* _Given problem_
Copy out each line exactly as it appears.

Dataset rows about figures

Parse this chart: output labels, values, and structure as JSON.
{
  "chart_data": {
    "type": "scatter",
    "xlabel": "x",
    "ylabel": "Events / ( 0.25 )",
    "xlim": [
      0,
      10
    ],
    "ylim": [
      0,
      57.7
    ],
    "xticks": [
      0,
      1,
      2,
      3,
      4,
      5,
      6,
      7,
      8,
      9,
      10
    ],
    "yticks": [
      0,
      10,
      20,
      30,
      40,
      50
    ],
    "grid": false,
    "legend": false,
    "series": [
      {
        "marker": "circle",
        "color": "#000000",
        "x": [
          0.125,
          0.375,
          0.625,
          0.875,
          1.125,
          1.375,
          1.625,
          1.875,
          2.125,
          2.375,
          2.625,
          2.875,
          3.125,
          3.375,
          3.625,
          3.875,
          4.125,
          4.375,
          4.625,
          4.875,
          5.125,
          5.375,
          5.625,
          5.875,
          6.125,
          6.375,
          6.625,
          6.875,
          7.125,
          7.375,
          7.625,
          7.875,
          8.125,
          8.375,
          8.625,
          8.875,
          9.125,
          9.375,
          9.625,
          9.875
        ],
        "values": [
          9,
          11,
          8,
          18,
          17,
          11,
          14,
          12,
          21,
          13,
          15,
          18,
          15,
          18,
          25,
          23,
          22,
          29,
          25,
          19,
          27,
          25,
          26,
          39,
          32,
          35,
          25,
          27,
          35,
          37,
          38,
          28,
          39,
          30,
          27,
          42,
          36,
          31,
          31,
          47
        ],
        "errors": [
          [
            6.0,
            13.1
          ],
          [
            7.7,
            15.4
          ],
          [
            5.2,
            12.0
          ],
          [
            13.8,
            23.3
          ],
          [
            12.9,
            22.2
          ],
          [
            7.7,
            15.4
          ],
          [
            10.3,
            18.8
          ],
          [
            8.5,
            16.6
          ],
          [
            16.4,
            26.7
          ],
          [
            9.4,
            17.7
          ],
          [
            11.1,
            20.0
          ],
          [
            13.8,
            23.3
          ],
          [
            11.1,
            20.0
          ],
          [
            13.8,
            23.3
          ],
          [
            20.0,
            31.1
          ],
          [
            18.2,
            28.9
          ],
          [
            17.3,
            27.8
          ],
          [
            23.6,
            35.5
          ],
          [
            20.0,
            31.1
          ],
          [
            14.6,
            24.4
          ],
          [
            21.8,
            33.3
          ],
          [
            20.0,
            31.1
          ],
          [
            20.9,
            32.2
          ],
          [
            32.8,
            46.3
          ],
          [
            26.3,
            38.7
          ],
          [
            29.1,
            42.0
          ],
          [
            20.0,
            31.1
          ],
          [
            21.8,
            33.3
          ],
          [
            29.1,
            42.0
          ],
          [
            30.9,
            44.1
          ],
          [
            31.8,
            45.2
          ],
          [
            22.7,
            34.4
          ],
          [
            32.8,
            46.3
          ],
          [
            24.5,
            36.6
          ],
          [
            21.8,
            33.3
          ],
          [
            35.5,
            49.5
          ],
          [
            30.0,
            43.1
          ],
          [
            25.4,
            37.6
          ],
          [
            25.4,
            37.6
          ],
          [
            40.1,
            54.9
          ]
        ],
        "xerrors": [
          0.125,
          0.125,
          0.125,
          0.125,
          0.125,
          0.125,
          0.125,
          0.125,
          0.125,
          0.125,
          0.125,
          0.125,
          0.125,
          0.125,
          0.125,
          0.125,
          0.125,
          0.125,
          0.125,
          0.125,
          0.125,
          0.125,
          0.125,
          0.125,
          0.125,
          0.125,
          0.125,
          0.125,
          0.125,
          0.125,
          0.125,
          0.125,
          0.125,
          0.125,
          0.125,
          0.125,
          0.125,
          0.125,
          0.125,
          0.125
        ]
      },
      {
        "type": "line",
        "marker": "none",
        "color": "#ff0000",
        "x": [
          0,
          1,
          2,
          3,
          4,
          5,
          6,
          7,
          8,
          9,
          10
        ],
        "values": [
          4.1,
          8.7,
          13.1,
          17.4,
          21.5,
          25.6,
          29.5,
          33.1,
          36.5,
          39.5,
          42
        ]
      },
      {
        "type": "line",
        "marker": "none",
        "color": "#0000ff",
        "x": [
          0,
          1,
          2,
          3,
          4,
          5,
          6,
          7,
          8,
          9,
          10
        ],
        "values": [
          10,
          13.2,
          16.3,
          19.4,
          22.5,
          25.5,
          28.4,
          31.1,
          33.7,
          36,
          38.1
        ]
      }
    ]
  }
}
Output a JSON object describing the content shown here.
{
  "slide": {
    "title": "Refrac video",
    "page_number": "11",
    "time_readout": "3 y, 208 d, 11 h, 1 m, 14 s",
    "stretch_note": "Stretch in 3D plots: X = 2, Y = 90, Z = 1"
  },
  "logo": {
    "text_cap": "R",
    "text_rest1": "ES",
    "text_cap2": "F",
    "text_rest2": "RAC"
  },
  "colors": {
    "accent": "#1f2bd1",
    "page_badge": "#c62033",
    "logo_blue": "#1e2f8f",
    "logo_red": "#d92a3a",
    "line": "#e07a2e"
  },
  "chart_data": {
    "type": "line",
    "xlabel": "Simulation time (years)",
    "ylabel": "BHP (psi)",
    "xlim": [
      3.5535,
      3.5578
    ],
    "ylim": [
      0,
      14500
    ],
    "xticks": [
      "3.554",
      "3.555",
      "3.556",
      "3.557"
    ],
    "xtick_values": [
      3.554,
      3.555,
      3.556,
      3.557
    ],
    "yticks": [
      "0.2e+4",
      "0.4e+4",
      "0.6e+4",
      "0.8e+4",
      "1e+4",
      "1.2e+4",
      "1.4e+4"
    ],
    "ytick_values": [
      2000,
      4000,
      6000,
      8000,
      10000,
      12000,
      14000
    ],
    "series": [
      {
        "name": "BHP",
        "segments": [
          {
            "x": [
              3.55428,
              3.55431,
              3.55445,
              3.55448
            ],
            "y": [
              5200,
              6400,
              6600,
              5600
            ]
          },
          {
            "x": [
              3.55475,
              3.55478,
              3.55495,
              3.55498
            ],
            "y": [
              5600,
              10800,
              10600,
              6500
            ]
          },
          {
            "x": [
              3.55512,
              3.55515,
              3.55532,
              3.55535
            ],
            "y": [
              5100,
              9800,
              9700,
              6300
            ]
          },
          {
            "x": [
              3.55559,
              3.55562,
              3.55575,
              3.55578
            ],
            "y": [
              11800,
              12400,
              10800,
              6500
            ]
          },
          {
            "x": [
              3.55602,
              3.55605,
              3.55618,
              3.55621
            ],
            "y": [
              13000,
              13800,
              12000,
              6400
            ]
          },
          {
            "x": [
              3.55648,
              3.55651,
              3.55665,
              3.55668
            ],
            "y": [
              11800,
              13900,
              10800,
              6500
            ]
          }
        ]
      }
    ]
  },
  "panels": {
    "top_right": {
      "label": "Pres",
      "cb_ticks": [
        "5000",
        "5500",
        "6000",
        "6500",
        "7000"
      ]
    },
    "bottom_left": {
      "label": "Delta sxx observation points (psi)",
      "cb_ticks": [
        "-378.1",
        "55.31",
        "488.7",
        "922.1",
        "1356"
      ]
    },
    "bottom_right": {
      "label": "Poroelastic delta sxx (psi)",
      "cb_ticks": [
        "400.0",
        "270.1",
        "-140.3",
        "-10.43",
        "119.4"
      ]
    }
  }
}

* _Response to the exercise_
Parse this chart: output labels, values, and structure as JSON.
{
  "chart_data": {
    "type": "scatter",
    "xlabel": "x",
    "ylabel": "Events / ( 0.25 )",
    "xlim": [
      0,
      10
    ],
    "ylim": [
      0,
      57.7
    ],
    "xticks": [
      0,
      1,
      2,
      3,
      4,
      5,
      6,
      7,
      8,
      9,
      10
    ],
    "yticks": [
      0,
      10,
      20,
      30,
      40,
      50
    ],
    "grid": false,
    "legend": false,
    "series": [
      {
        "marker": "circle",
        "color": "#000000",
        "x": [
          0.125,
          0.375,
          0.625,
          0.875,
          1.125,
          1.375,
          1.625,
          1.875,
          2.125,
          2.375,
          2.625,
          2.875,
          3.125,
          3.375,
          3.625,
          3.875,
          4.125,
          4.375,
          4.625,
          4.875,
          5.125,
          5.375,
          5.625,
          5.875,
          6.125,
          6.375,
          6.625,
          6.875,
          7.125,
          7.375,
          7.625,
          7.875,
          8.125,
          8.375,
          8.625,
          8.875,
          9.125,
          9.375,
          9.625,
          9.875
        ],
        "values": [
          9,
          11,
          8,
          18,
          17,
          11,
          14,
          12,
          21,
          13,
          15,
          18,
          15,
          18,
          25,
          23,
          22,
          29,
          25,
          19,
          27,
          25,
          26,
          39,
          32,
          35,
          25,
          27,
          35,
          37,
          38,
          28,
          39,
          30,
          27,
          42,
          36,
          31,
          31,
          47
        ],
        "errors": [
          [
            6.0,
            13.1
          ],
          [
            7.7,
            15.4
          ],
          [
            5.2,
            12.0
          ],
          [
            13.8,
            23.3
          ],
          [
            12.9,
            22.2
          ],
          [
            7.7,
            15.4
          ],
          [
            10.3,
            18.8
          ],
          [
            8.5,
            16.6
          ],
          [
            16.4,
            26.7
          ],
          [
            9.4,
            17.7
          ],
          [
            11.1,
            20.0
          ],
          [
            13.8,
            23.3
          ],
          [
            11.1,
            20.0
          ],
          [
            13.8,
            23.3
          ],
          [
            20.0,
            31.1
          ],
          [
            18.2,
            28.9
          ],
          [
            17.3,
            27.8
          ],
          [
            23.6,
            35.5
          ],
          [
            20.0,
            31.1
          ],
          [
            14.6,
            24.4
          ],
          [
            21.8,
            33.3
          ],
          [
            20.0,
            31.1
          ],
          [
            20.9,
            32.2
          ],
          [
            32.8,
            46.3
          ],
          [
            26.3,
            38.7
          ],
          [
            29.1,
            42.0
          ],
          [
            20.0,
            31.1
          ],
          [
            21.8,
            33.3
          ],
          [
            29.1,
            42.0
          ],
          [
            30.9,
            44.1
          ],
          [
            31.8,
            45.2
          ],
          [
            22.7,
            34.4
          ],
          [
            32.8,
            46.3
          ],
          [
            24.5,
            36.6
          ],
          [
            21.8,
            33.3
          ],
          [
            35.5,
            49.5
          ],
          [
            30.0,
            43.1
          ],
          [
            25.4,
            37.6
          ],
          [
            25.4,
            37.6
          ],
          [
            40.1,
            54.9
          ]
        ],
        "xerrors": [
          0.125,
          0.125,
          0.125,
          0.125,
          0.125,
          0.125,
          0.125,
          0.125,
          0.125,
          0.125,
          0.125,
          0.125,
          0.125,
          0.125,
          0.125,
          0.125,
          0.125,
          0.125,
          0.125,
          0.125,
          0.125,
          0.125,
          0.125,
          0.125,
          0.125,
          0.125,
          0.125,
          0.125,
          0.125,
          0.125,
          0.125,
          0.125,
          0.125,
          0.125,
          0.125,
          0.125,
          0.125,
          0.125,
          0.125,
          0.125
        ]
      },
      {
        "type": "line",
        "marker": "none",
        "color": "#ff0000",
        "x": [
          0,
          1,
          2,
          3,
          4,
          5,
          6,
          7,
          8,
          9,
          10
        ],
        "values": [
          4.1,
          8.7,
          13.1,
          17.4,
          21.5,
          25.6,
          29.5,
          33.1,
          36.5,
          39.5,
          42
        ]
      },
      {
        "type": "line",
        "marker": "none",
        "color": "#0000ff",
        "x": [
          0,
          1,
          2,
          3,
          4,
          5,
          6,
          7,
          8,
          9,
          10
        ],
        "values": [
          10,
          13.2,
          16.3,
          19.4,
          22.5,
          25.5,
          28.4,
          31.1,
          33.7,
          36,
          38.1
        ]
      }
    ]
  }
}
Output a JSON object describing the content shown here.
{
  "slide": {
    "title": "Refrac video",
    "page_number": "11",
    "time_readout": "3 y, 208 d, 11 h, 1 m, 14 s",
    "stretch_note": "Stretch in 3D plots: X = 2, Y = 90, Z = 1"
  },
  "logo": {
    "text_cap": "R",
    "text_rest1": "ES",
    "text_cap2": "F",
    "text_rest2": "RAC"
  },
  "colors": {
    "accent": "#1f2bd1",
    "page_badge": "#c62033",
    "logo_blue": "#1e2f8f",
    "logo_red": "#d92a3a",
    "line": "#e07a2e"
  },
  "chart_data": {
    "type": "line",
    "xlabel": "Simulation time (years)",
    "ylabel": "BHP (psi)",
    "xlim": [
      3.5535,
      3.5578
    ],
    "ylim": [
      0,
      14500
    ],
    "xticks": [
      "3.554",
      "3.555",
      "3.556",
      "3.557"
    ],
    "xtick_values": [
      3.554,
      3.555,
      3.556,
      3.557
    ],
    "yticks": [
      "0.2e+4",
      "0.4e+4",
      "0.6e+4",
      "0.8e+4",
      "1e+4",
      "1.2e+4",
      "1.4e+4"
    ],
    "ytick_values": [
      2000,
      4000,
      6000,
      8000,
      10000,
      12000,
      14000
    ],
    "series": [
      {
        "name": "BHP",
        "segments": [
          {
            "x": [
              3.55428,
              3.55431,
              3.55445,
              3.55448
            ],
            "y": [
              5200,
              6400,
              6600,
              5600
            ]
          },
          {
            "x": [
              3.55475,
              3.55478,
              3.55495,
              3.55498
            ],
            "y": [
              5600,
              10800,
              10600,
              6500
            ]
          },
          {
            "x": [
              3.55512,
              3.55515,
              3.55532,
              3.55535
            ],
            "y": [
              5100,
              9800,
              9700,
              6300
            ]
          },
          {
            "x": [
              3.55559,
              3.55562,
              3.55575,
              3.55578
            ],
            "y": [
              11800,
              12400,
              10800,
              6500
            ]
          },
          {
            "x": [
              3.55602,
              3.55605,
              3.55618,
              3.55621
            ],
            "y": [
              13000,
              13800,
              12000,
              6400
            ]
          },
          {
            "x": [
              3.55648,
              3.55651,
              3.55665,
              3.55668
            ],
            "y": [
              11800,
              13900,
              10800,
              6500
            ]
          }
        ]
      }
    ]
  },
  "panels": {
    "top_right": {
      "label": "Pres",
      "cb_ticks": [
        "5000",
        "5500",
        "6000",
        "6500",
        "7000"
      ]
    },
    "bottom_left": {
      "label": "Delta sxx observation points (psi)",
      "cb_ticks": [
        "-378.1",
        "55.31",
        "488.7",
        "922.1",
        "1356"
      ]
    },
    "bottom_right": {
      "label": "Poroelastic delta sxx (psi)",
      "cb_ticks": [
        "400.0",
        "270.1",
        "-140.3",
        "-10.43",
        "119.4"
      ]
    }
  }
}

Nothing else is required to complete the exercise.